-- Exercise inputs --
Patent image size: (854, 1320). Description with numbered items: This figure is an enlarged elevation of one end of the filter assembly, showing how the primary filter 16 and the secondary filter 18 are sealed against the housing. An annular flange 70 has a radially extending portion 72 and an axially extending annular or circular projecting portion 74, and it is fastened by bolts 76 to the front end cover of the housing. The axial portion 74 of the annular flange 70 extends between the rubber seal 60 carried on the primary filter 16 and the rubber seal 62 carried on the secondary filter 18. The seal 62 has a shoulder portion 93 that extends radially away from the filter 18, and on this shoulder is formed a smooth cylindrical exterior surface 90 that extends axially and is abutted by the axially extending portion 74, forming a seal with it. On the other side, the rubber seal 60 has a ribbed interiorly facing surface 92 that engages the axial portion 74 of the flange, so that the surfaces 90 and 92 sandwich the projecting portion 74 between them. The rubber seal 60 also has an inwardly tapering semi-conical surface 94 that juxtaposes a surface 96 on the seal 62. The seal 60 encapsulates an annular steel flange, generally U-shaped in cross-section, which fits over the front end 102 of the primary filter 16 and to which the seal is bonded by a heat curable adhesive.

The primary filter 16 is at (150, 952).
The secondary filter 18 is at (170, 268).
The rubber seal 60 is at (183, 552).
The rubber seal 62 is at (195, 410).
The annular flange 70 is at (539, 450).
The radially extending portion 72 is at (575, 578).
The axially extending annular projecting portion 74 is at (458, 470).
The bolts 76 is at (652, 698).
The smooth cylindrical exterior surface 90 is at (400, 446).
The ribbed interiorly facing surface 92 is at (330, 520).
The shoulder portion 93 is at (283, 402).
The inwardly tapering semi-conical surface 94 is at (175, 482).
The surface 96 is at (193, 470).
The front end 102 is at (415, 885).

-- Problem to work on --
Convert the entries, from the first line of the entries through the line that contains "The ribbed interiorly", into a two-column CSV with the headers input_text and output_text. Give one row per entry, putting its text and its answer each in a single quoted field and replacing line breaks with spaces.

-- Reply to the task --
input_text,output_text
"Patent image size: (854, 1320). Description with numbered items: This figure is an enlarged elevation of one end of the filter assembly, showing how the primary filter 16 and the secondary filter 18 are sealed against the housing. An annular flange 70 has a radially extending portion 72 and an axially extending annular or circular projecting portion 74, and it is fastened by bolts 76 to the front end cover of the housing. The axial portion 74 of the annular flange 70 extends between the rubber seal 60 carried on the primary filter 16 and the rubber seal 62 carried on the secondary filter 18. The seal 62 has a shoulder portion 93 that extends radially away from the filter 18, and on this shoulder is formed a smooth cylindrical exterior surface 90 that extends axially and is abutted by the axially extending portion 74, forming a seal with it. On the other side, the rubber seal 60 has a ribbed interiorly facing surface 92 that engages the axial portion 74 of the flange, so that the surfaces 90 and 92 sandwich the projecting portion 74 between them. The rubber seal 60 also has an inwardly tapering semi-conical surface 94 that juxtaposes a surface 96 on the seal 62. The seal 60 encapsulates an annular steel flange, generally U-shaped in cross-section, which fits over the front end 102 of the primary filter 16 and to which the seal is bonded by a heat curable adhesive.","The primary filter 16 is at (150, 952). The secondary filter 18 is at (170, 268). The rubber seal 60 is at (183, 552). The rubber seal 62 is at (195, 410). The annular flange 70 is at (539, 450). The radially extending portion 72 is at (575, 578). The axially extending annular projecting portion 74 is at (458, 470). The bolts 76 is at (652, 698). The smooth cylindrical exterior surface 90 is at (400, 446). The ribbed interiorly facing surface 92 is at (330, 520)."